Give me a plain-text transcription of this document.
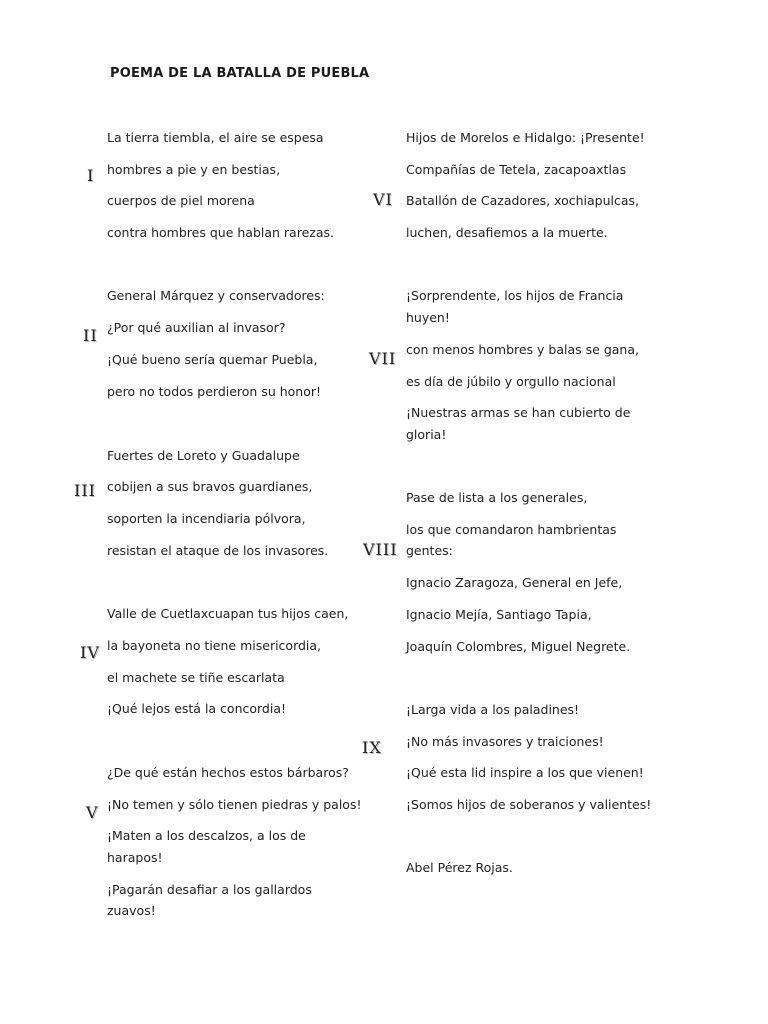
POEMA DE LA BATALLA DE PUEBLA
I
La tierra tiembla, el aire se espesa
hombres a pie y en bestias,
cuerpos de piel morena
contra hombres que hablan rarezas.
II
General Márquez y conservadores:
¿Por qué auxilian al invasor?
¡Qué bueno sería quemar Puebla,
pero no todos perdieron su honor!
III
Fuertes de Loreto y Guadalupe
cobijen a sus bravos guardianes,
soporten la incendiaria pólvora,
resistan el ataque de los invasores.
IV
Valle de Cuetlaxcuapan tus hijos caen,
la bayoneta no tiene misericordia,
el machete se tiñe escarlata
¡Qué lejos está la concordia!
V
¿De qué están hechos estos bárbaros?
¡No temen y sólo tienen piedras y palos!
¡Maten a los descalzos, a los de
harapos!
¡Pagarán desafiar a los gallardos
zuavos!
VI
Hijos de Morelos e Hidalgo: ¡Presente!
Compañías de Tetela, zacapoaxtlas
Batallón de Cazadores, xochiapulcas,
luchen, desafiemos a la muerte.
VII
¡Sorprendente, los hijos de Francia
huyen!
con menos hombres y balas se gana,
es día de júbilo y orgullo nacional
¡Nuestras armas se han cubierto de
gloria!
VIII
Pase de lista a los generales,
los que comandaron hambrientas
gentes:
Ignacio Zaragoza, General en Jefe,
Ignacio Mejía, Santiago Tapia,
Joaquín Colombres, Miguel Negrete.
IX
¡Larga vida a los paladines!
¡No más invasores y traiciones!
¡Qué esta lid inspire a los que vienen!
¡Somos hijos de soberanos y valientes!
Abel Pérez Rojas.
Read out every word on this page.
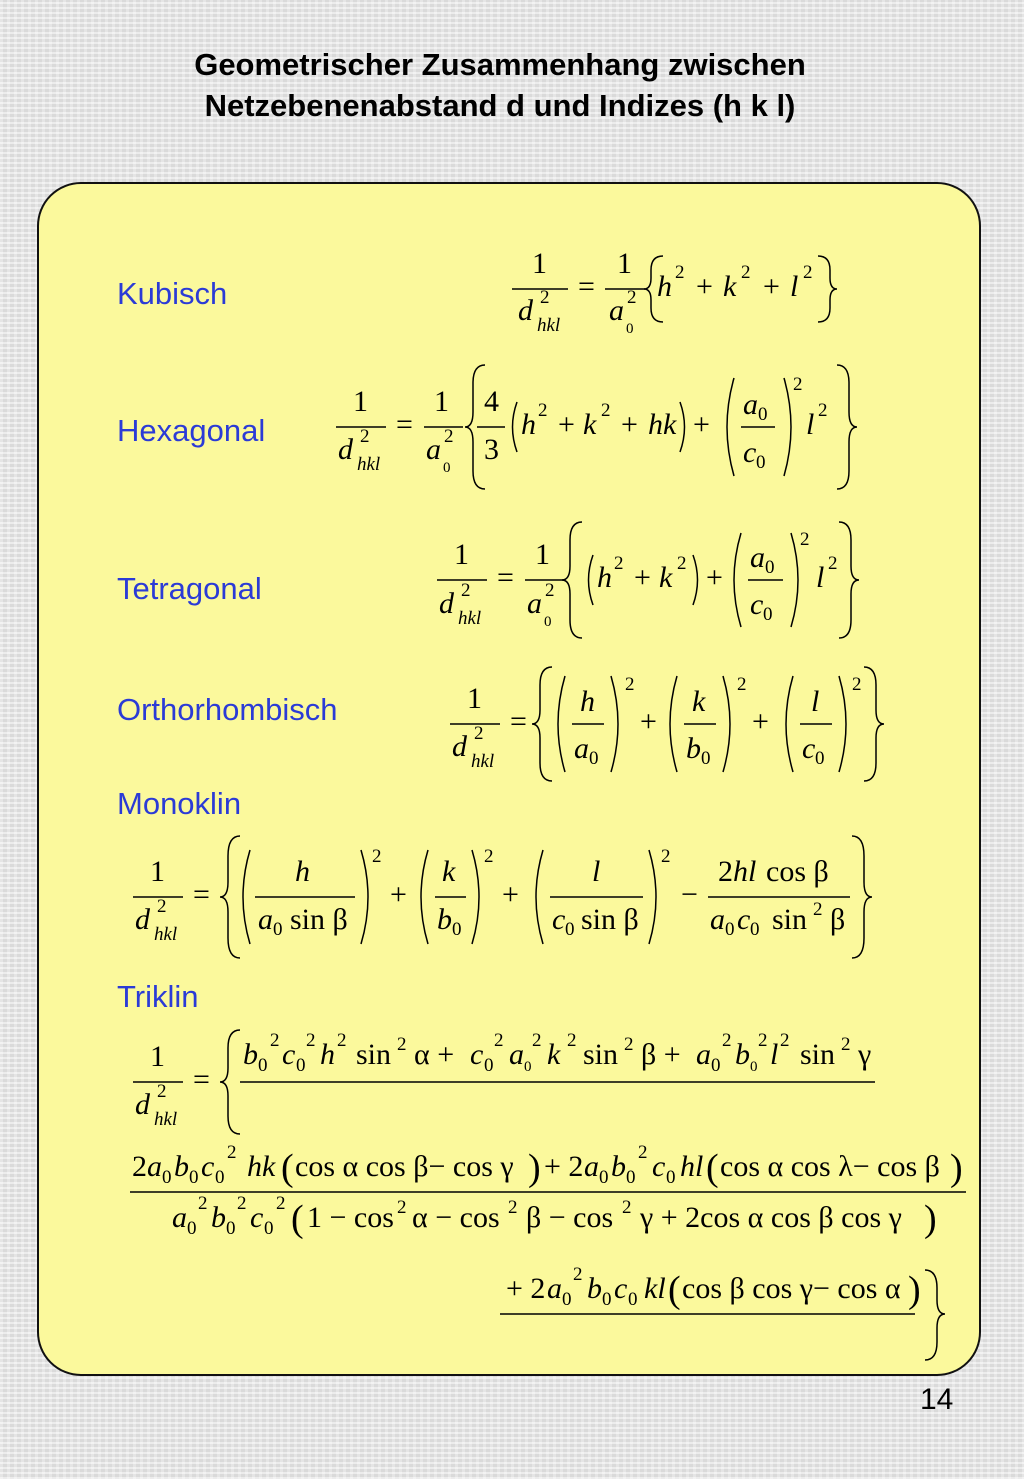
Geometrischer Zusammenhang zwischen
Netzebenenabstand d und Indizes (h k l)
Kubisch
Hexagonal
Tetragonal
Orthorhombisch
Monoklin
Triklin
1
d 2
hkl
=
1
a 2
0
h 2 + k 2 + l 2
1
d 2
hkl
=
1
a 2
0
4
3
h 2 + k 2 + hk +
a 0
c 0
2
l 2
1
d 2
hkl
=
1
a 2
0
h 2 + k 2 +
a 0
c 0
2
l 2
1
d 2
hkl
=
h
a 0
2
+
k
b 0
2
+
l
c 0
2
1
d 2
hkl
=
h
a 0 sin β
2
+
k
b 0
2
+
l
c 0 sin β
2
−
2 hl cos β
a 0 c 0 sin 2 β
1
d 2
hkl
=
b 0
2 c 0
2 h 2 sin 2 α + c 0
2 a 0
2 k 2 sin 2 β + a 0
2 b 0
2 l 2 sin 2 γ
2 a 0 b 0 c 0
2 hk ( cos α cos β− cos γ ) + 2 a 0 b 0
2 c 0 hl ( cos α cos λ− cos β )
a 0
2 b 0
2 c 0
2 ( 1 − cos 2 α − cos 2 β − cos 2 γ + 2cos α cos β cos γ )
+ 2 a 0
2 b 0 c 0 kl ( cos β cos γ− cos α )
14
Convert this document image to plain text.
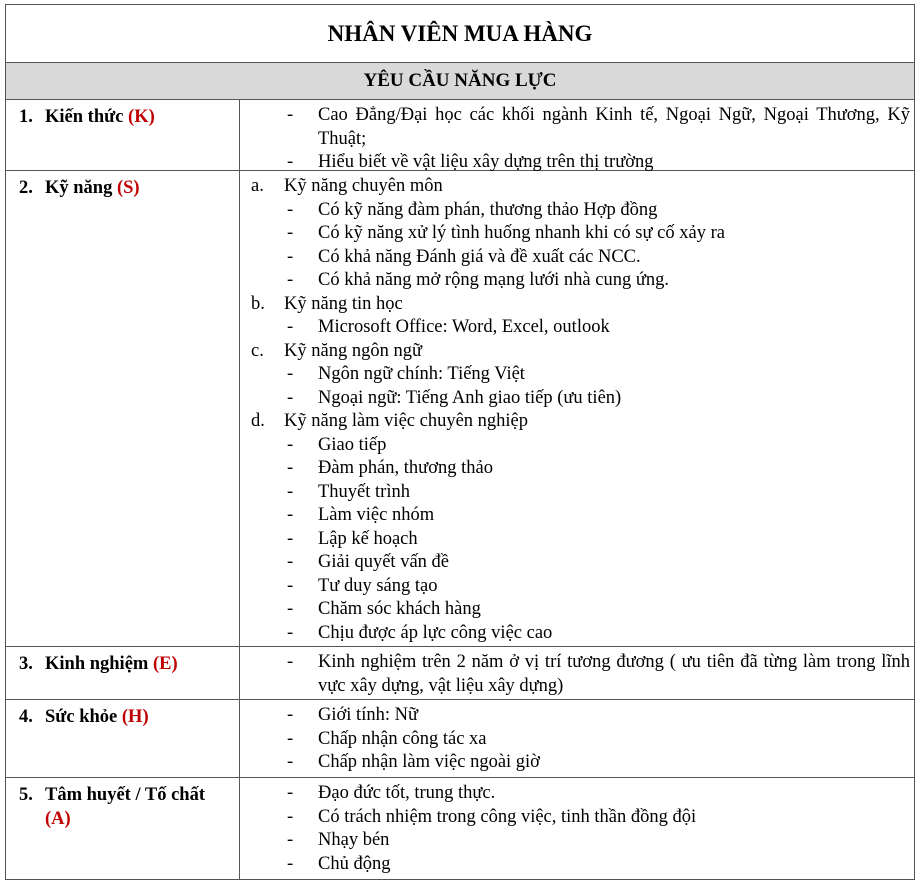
NHÂN VIÊN MUA HÀNG
YÊU CẦU NĂNG LỰC
1. Kiến thức (K)	-	Cao Đẳng/Đại học các khối ngành Kinh tế, Ngoại Ngữ, Ngoại Thương, Kỹ Thuật;
-	Hiểu biết về vật liệu xây dựng trên thị trường
2. Kỹ năng (S)	a.	Kỹ năng chuyên môn
-	Có kỹ năng đàm phán, thương thảo Hợp đồng
-	Có kỹ năng xử lý tình huống nhanh khi có sự cố xảy ra
-	Có khả năng Đánh giá và đề xuất các NCC.
-	Có khả năng mở rộng mạng lưới nhà cung ứng.
b.	Kỹ năng tin học
-	Microsoft Office: Word, Excel, outlook
c.	Kỹ năng ngôn ngữ
-	Ngôn ngữ chính: Tiếng Việt
-	Ngoại ngữ: Tiếng Anh giao tiếp (ưu tiên)
d.	Kỹ năng làm việc chuyên nghiệp
-	Giao tiếp
-	Đàm phán, thương thảo
-	Thuyết trình
-	Làm việc nhóm
-	Lập kế hoạch
-	Giải quyết vấn đề
-	Tư duy sáng tạo
-	Chăm sóc khách hàng
-	Chịu được áp lực công việc cao
3. Kinh nghiệm (E)	-	Kinh nghiệm trên 2 năm ở vị trí tương đương ( ưu tiên đã từng làm trong lĩnh vực xây dựng, vật liệu xây dựng)
4. Sức khỏe (H)	-	Giới tính: Nữ
-	Chấp nhận công tác xa
-	Chấp nhận làm việc ngoài giờ
5. Tâm huyết / Tố chất
(A)
-	Đạo đức tốt, trung thực.
-	Có trách nhiệm trong công việc, tinh thần đồng đội
-	Nhạy bén
-	Chủ động
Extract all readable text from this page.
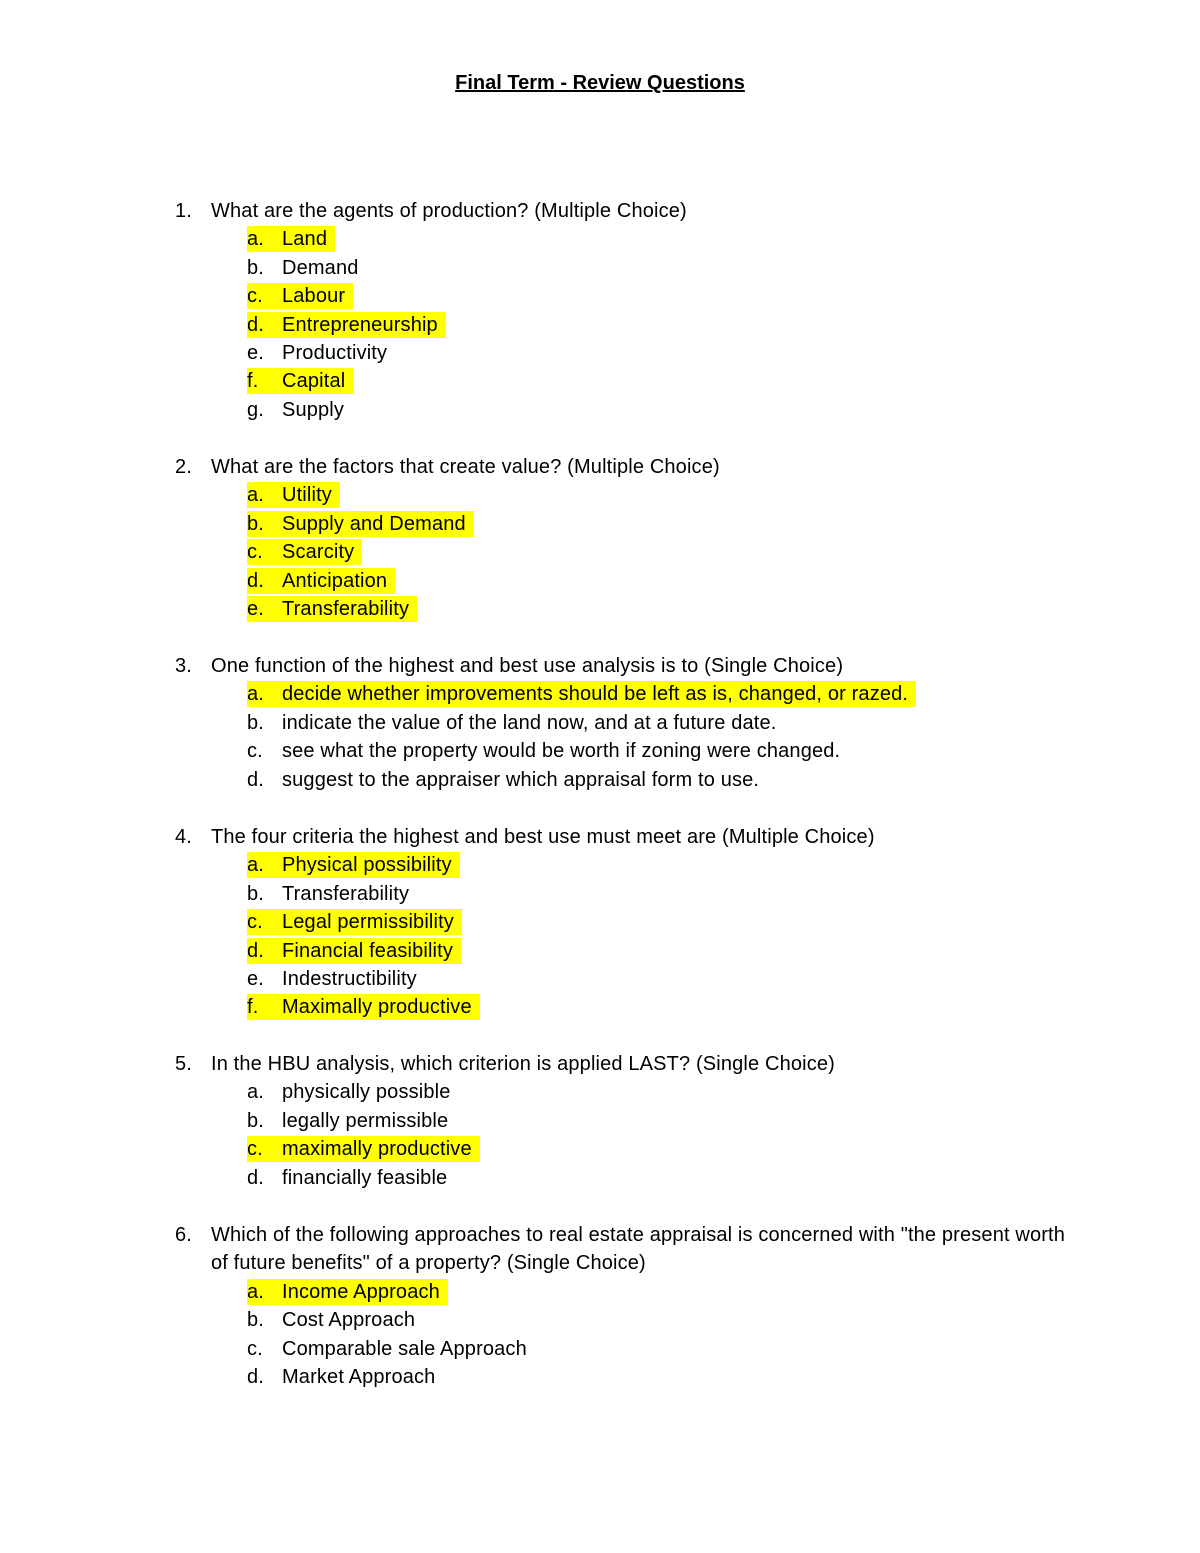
Final Term - Review Questions
1. What are the agents of production? (Multiple Choice)
a. Land
b. Demand
c. Labour
d. Entrepreneurship
e. Productivity
f. Capital
g. Supply
2. What are the factors that create value? (Multiple Choice)
a. Utility
b. Supply and Demand
c. Scarcity
d. Anticipation
e. Transferability
3. One function of the highest and best use analysis is to (Single Choice)
a. decide whether improvements should be left as is, changed, or razed.
b. indicate the value of the land now, and at a future date.
c. see what the property would be worth if zoning were changed.
d. suggest to the appraiser which appraisal form to use.
4. The four criteria the highest and best use must meet are (Multiple Choice)
a. Physical possibility
b. Transferability
c. Legal permissibility
d. Financial feasibility
e. Indestructibility
f. Maximally productive
5. In the HBU analysis, which criterion is applied LAST? (Single Choice)
a. physically possible
b. legally permissible
c. maximally productive
d. financially feasible
6. Which of the following approaches to real estate appraisal is concerned with "the present worth of future benefits" of a property? (Single Choice)
a. Income Approach
b. Cost Approach
c. Comparable sale Approach
d. Market Approach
◆ ◆ ◆ ◆ ◆ ◆ ◆
WHAT TO WORK ON:
Make an exact copy of all the material, but keep the pictures out of it.

ANSWER BELOW:
Give me a plain-text transcription of this document.
POEMA DE LA BATALLA DE PUEBLA
I
La tierra tiembla, el aire se espesa
hombres a pie y en bestias,
cuerpos de piel morena
contra hombres que hablan rarezas.
II
General Márquez y conservadores:
¿Por qué auxilian al invasor?
¡Qué bueno sería quemar Puebla,
pero no todos perdieron su honor!
III
Fuertes de Loreto y Guadalupe
cobijen a sus bravos guardianes,
soporten la incendiaria pólvora,
resistan el ataque de los invasores.
IV
Valle de Cuetlaxcuapan tus hijos caen,
la bayoneta no tiene misericordia,
el machete se tiñe escarlata
¡Qué lejos está la concordia!
V
¿De qué están hechos estos bárbaros?
¡No temen y sólo tienen piedras y palos!
¡Maten a los descalzos, a los de
harapos!
¡Pagarán desafiar a los gallardos
zuavos!
VI
Hijos de Morelos e Hidalgo: ¡Presente!
Compañías de Tetela, zacapoaxtlas
Batallón de Cazadores, xochiapulcas,
luchen, desafiemos a la muerte.
VII
¡Sorprendente, los hijos de Francia
huyen!
con menos hombres y balas se gana,
es día de júbilo y orgullo nacional
¡Nuestras armas se han cubierto de
gloria!
VIII
Pase de lista a los generales,
los que comandaron hambrientas
gentes:
Ignacio Zaragoza, General en Jefe,
Ignacio Mejía, Santiago Tapia,
Joaquín Colombres, Miguel Negrete.
IX
¡Larga vida a los paladines!
¡No más invasores y traiciones!
¡Qué esta lid inspire a los que vienen!
¡Somos hijos de soberanos y valientes!
Abel Pérez Rojas.
Read out every word on this page.
Geometrischer Zusammenhang zwischen
Netzebenenabstand d und Indizes (h k l)
Kubisch
Hexagonal
Tetragonal
Orthorhombisch
Monoklin
Triklin
1
d 2
hkl
=
1
a 2
0
h 2 + k 2 + l 2
1
d 2
hkl
=
1
a 2
0
4
3
h 2 + k 2 + hk +
a 0
c 0
2
l 2
1
d 2
hkl
=
1
a 2
0
h 2 + k 2 +
a 0
c 0
2
l 2
1
d 2
hkl
=
h
a 0
2
+
k
b 0
2
+
l
c 0
2
1
d 2
hkl
=
h
a 0 sin β
2
+
k
b 0
2
+
l
c 0 sin β
2
−
2 hl cos β
a 0 c 0 sin 2 β
1
d 2
hkl
=
b 0
2 c 0
2 h 2 sin 2 α + c 0
2 a 0
2 k 2 sin 2 β + a 0
2 b 0
2 l 2 sin 2 γ
2 a 0 b 0 c 0
2 hk ( cos α cos β− cos γ ) + 2 a 0 b 0
2 c 0 hl ( cos α cos λ− cos β )
a 0
2 b 0
2 c 0
2 ( 1 − cos 2 α − cos 2 β − cos 2 γ + 2cos α cos β cos γ )
+ 2 a 0
2 b 0 c 0 kl ( cos β cos γ− cos α )
14
Convert this document image to plain text.
NHÂN VIÊN MUA HÀNG
YÊU CẦU NĂNG LỰC
1. Kiến thức (K)	-	Cao Đẳng/Đại học các khối ngành Kinh tế, Ngoại Ngữ, Ngoại Thương, Kỹ Thuật;
-	Hiểu biết về vật liệu xây dựng trên thị trường
2. Kỹ năng (S)	a.	Kỹ năng chuyên môn
-	Có kỹ năng đàm phán, thương thảo Hợp đồng
-	Có kỹ năng xử lý tình huống nhanh khi có sự cố xảy ra
-	Có khả năng Đánh giá và đề xuất các NCC.
-	Có khả năng mở rộng mạng lưới nhà cung ứng.
b.	Kỹ năng tin học
-	Microsoft Office: Word, Excel, outlook
c.	Kỹ năng ngôn ngữ
-	Ngôn ngữ chính: Tiếng Việt
-	Ngoại ngữ: Tiếng Anh giao tiếp (ưu tiên)
d.	Kỹ năng làm việc chuyên nghiệp
-	Giao tiếp
-	Đàm phán, thương thảo
-	Thuyết trình
-	Làm việc nhóm
-	Lập kế hoạch
-	Giải quyết vấn đề
-	Tư duy sáng tạo
-	Chăm sóc khách hàng
-	Chịu được áp lực công việc cao
3. Kinh nghiệm (E)	-	Kinh nghiệm trên 2 năm ở vị trí tương đương ( ưu tiên đã từng làm trong lĩnh vực xây dựng, vật liệu xây dựng)
4. Sức khỏe (H)	-	Giới tính: Nữ
-	Chấp nhận công tác xa
-	Chấp nhận làm việc ngoài giờ
5. Tâm huyết / Tố chất
(A)
-	Đạo đức tốt, trung thực.
-	Có trách nhiệm trong công việc, tinh thần đồng đội
-	Nhạy bén
-	Chủ động
Extract all readable text from this page.
Final Term - Review Questions
1. What are the agents of production? (Multiple Choice)
a. Land
b. Demand
c. Labour
d. Entrepreneurship
e. Productivity
f. Capital
g. Supply
2. What are the factors that create value? (Multiple Choice)
a. Utility
b. Supply and Demand
c. Scarcity
d. Anticipation
e. Transferability
3. One function of the highest and best use analysis is to (Single Choice)
a. decide whether improvements should be left as is, changed, or razed.
b. indicate the value of the land now, and at a future date.
c. see what the property would be worth if zoning were changed.
d. suggest to the appraiser which appraisal form to use.
4. The four criteria the highest and best use must meet are (Multiple Choice)
a. Physical possibility
b. Transferability
c. Legal permissibility
d. Financial feasibility
e. Indestructibility
f. Maximally productive
5. In the HBU analysis, which criterion is applied LAST? (Single Choice)
a. physically possible
b. legally permissible
c. maximally productive
d. financially feasible
6. Which of the following approaches to real estate appraisal is concerned with "the present worth of future benefits" of a property? (Single Choice)
a. Income Approach
b. Cost Approach
c. Comparable sale Approach
d. Market Approach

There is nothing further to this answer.